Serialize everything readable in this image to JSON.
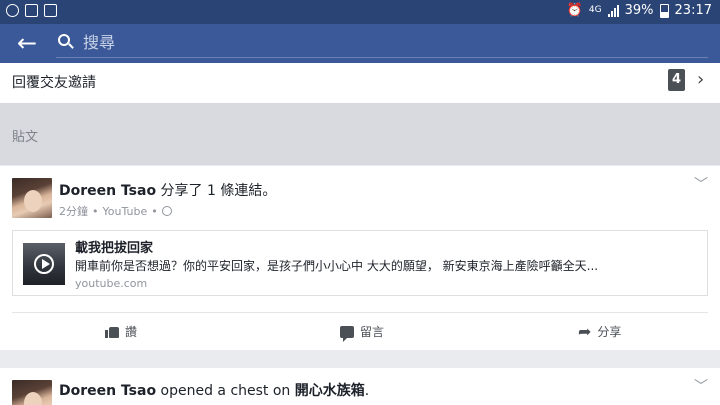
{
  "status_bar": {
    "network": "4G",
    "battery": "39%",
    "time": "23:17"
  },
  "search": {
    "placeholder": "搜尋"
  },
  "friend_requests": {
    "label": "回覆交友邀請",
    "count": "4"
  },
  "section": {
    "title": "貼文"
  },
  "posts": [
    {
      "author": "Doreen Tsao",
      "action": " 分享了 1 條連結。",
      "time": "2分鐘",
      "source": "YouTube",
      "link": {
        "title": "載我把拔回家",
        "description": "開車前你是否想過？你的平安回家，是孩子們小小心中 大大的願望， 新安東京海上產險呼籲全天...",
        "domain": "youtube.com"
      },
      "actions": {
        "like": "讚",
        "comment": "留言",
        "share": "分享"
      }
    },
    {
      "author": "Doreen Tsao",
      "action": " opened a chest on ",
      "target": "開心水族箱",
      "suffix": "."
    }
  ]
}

# # # # #

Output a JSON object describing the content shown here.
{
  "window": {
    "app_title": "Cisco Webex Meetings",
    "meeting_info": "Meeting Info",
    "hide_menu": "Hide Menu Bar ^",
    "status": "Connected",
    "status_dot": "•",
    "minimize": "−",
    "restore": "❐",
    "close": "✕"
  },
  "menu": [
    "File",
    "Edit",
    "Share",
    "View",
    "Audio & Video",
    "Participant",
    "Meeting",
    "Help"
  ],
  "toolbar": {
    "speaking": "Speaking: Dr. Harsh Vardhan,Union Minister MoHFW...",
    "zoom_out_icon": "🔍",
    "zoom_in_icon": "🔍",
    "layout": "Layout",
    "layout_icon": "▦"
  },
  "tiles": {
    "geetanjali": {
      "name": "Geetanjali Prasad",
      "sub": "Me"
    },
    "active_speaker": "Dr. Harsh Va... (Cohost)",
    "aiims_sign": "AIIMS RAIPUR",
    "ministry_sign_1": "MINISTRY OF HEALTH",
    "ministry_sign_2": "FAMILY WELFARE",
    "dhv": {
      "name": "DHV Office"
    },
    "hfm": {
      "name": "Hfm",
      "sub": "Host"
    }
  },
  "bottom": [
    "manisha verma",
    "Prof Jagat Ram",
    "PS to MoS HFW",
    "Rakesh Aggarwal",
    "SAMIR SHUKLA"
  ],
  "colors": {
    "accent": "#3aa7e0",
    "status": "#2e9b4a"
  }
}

# # # # #

The problem
Which lines above contain "Harsh"? Show each of them.

Response for this exercise
    "speaking": "Speaking: Dr. Harsh Vardhan,Union Minister MoHFW...",
    "active_speaker": "Dr. Harsh Va... (Cohost)",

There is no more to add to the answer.